- Input records -
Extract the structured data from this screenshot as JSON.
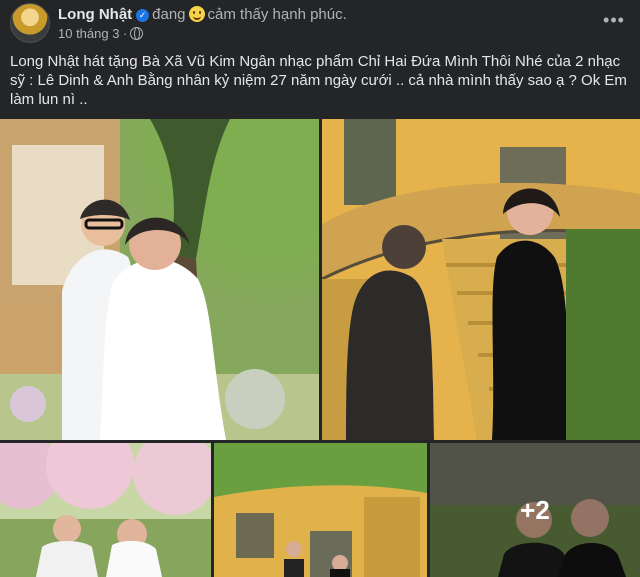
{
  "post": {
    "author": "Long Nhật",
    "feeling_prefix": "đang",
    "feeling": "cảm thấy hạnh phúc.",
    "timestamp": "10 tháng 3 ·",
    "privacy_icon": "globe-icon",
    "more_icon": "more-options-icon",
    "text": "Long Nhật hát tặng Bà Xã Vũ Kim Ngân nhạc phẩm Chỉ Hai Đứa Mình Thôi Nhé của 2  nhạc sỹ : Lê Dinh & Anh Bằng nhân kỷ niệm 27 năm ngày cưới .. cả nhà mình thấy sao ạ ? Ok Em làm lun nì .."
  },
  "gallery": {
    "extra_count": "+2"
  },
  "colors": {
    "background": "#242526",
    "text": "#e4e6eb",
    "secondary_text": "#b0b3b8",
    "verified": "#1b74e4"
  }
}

- Given exercise -
Reproduce the records above exactly, leaving out every picture they contain.

- Result -
Extract the structured data from this screenshot as JSON.
{
  "post": {
    "author": "Long Nhật",
    "feeling_prefix": "đang",
    "feeling": "cảm thấy hạnh phúc.",
    "timestamp": "10 tháng 3 ·",
    "privacy_icon": "globe-icon",
    "more_icon": "more-options-icon",
    "text": "Long Nhật hát tặng Bà Xã Vũ Kim Ngân nhạc phẩm Chỉ Hai Đứa Mình Thôi Nhé của 2  nhạc sỹ : Lê Dinh & Anh Bằng nhân kỷ niệm 27 năm ngày cưới .. cả nhà mình thấy sao ạ ? Ok Em làm lun nì .."
  },
  "gallery": {
    "extra_count": "+2"
  },
  "colors": {
    "background": "#242526",
    "text": "#e4e6eb",
    "secondary_text": "#b0b3b8",
    "verified": "#1b74e4"
  }
}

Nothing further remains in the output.